■ OBJECTIVE:
Gather all lines in the data that hold the string "those".
[Begin SOURCE MATERIAL]
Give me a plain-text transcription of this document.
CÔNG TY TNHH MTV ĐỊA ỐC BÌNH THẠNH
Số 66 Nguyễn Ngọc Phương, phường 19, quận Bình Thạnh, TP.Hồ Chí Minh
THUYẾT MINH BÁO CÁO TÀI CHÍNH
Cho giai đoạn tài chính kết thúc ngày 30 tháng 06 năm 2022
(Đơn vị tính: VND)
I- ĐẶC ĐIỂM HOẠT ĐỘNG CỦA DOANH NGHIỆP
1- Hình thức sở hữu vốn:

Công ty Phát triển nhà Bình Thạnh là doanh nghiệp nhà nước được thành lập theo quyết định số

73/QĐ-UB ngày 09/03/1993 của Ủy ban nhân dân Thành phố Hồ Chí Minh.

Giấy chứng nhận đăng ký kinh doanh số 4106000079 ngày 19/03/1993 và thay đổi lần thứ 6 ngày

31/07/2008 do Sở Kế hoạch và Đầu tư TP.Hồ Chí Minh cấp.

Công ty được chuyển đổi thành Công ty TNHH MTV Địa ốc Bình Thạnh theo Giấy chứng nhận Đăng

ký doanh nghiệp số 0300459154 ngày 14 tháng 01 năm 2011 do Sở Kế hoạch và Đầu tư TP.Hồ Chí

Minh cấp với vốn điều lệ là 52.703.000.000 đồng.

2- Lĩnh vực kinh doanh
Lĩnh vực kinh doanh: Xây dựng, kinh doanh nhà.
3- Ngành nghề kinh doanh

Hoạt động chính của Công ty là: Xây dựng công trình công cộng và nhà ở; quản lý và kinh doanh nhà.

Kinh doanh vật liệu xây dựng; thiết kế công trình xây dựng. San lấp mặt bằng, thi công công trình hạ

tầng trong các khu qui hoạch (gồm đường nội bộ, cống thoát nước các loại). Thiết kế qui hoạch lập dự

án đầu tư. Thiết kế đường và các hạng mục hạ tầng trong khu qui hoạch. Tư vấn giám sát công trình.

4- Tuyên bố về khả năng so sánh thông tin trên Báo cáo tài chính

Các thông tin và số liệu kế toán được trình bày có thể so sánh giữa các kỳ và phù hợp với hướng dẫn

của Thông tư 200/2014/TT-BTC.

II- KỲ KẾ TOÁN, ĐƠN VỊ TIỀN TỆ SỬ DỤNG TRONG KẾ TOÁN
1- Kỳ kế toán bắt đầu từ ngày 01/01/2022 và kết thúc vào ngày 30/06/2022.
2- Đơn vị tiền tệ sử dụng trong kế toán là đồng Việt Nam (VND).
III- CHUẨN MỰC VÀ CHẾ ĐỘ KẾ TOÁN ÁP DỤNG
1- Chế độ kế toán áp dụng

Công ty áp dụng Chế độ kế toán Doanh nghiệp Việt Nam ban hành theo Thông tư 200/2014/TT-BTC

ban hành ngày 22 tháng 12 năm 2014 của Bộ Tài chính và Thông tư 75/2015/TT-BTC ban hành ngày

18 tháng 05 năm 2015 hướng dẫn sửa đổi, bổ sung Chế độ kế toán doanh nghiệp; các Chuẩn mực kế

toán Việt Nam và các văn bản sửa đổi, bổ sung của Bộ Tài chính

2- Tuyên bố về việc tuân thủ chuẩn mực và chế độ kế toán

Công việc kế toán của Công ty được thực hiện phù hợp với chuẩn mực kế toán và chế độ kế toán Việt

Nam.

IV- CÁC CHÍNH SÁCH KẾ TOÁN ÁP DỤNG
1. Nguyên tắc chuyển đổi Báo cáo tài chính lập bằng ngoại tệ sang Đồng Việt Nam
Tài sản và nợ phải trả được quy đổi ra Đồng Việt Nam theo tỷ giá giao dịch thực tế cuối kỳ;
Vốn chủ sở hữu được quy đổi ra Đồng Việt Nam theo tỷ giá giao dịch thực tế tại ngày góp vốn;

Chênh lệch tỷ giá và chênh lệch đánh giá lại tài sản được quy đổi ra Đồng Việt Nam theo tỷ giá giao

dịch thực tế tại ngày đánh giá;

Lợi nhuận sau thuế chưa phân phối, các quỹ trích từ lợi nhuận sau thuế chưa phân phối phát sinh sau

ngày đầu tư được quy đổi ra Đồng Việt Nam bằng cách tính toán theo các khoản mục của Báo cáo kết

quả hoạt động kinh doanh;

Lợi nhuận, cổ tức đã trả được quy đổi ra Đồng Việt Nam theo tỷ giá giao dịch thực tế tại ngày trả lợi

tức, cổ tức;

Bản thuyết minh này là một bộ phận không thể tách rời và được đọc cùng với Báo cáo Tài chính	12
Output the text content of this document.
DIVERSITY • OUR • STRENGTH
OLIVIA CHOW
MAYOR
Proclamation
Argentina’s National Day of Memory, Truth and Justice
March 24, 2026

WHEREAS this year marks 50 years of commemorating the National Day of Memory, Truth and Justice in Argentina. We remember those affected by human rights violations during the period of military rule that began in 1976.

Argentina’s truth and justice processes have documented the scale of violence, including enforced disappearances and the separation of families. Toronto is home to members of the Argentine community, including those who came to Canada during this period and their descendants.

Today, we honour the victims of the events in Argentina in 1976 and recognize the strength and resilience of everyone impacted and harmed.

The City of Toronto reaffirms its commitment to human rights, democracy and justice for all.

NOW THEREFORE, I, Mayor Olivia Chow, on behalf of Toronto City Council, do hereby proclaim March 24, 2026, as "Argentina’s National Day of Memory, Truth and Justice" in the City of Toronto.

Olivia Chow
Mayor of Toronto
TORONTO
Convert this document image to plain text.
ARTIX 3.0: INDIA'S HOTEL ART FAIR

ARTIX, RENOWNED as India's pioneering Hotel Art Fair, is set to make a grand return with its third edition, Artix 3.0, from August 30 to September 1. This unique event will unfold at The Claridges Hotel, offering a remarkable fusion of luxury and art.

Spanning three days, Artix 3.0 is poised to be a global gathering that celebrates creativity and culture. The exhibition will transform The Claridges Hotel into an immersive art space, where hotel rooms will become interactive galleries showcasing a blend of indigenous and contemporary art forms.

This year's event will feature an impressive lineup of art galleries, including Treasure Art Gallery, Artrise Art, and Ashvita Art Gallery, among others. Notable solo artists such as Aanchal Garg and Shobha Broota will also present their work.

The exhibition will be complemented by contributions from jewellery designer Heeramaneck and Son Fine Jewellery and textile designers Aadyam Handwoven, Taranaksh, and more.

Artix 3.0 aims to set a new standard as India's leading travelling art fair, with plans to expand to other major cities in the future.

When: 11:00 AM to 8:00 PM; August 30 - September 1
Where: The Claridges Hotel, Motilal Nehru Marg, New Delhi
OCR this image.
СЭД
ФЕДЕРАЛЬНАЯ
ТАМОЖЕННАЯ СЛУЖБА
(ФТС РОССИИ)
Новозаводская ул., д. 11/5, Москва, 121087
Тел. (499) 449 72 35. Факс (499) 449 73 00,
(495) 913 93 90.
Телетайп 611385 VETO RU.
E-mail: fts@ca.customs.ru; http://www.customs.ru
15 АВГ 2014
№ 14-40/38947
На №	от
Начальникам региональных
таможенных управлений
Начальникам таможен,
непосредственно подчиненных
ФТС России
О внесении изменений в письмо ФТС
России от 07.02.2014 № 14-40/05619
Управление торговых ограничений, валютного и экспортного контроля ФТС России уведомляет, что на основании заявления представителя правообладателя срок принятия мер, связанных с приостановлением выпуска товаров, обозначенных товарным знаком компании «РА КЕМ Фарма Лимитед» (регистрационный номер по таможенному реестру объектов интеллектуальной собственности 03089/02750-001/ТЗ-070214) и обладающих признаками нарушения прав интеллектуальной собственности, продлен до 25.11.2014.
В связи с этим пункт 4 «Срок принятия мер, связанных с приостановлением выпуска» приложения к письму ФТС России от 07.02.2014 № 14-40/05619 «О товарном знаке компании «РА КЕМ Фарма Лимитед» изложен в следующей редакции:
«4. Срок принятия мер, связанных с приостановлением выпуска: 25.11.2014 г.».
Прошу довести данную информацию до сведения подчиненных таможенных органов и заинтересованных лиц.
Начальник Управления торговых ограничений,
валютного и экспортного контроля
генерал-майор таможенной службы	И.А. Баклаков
[End SOURCE MATERIAL]
■ COMPLETE ANSWER:
WHEREAS this year marks 50 years of commemorating the National Day of Memory, Truth and Justice in Argentina. We remember those affected by human rights violations during the period of military rule that began in 1976.
Argentina’s truth and justice processes have documented the scale of violence, including enforced disappearances and the separation of families. Toronto is home to members of the Argentine community, including those who came to Canada during this period and their descendants.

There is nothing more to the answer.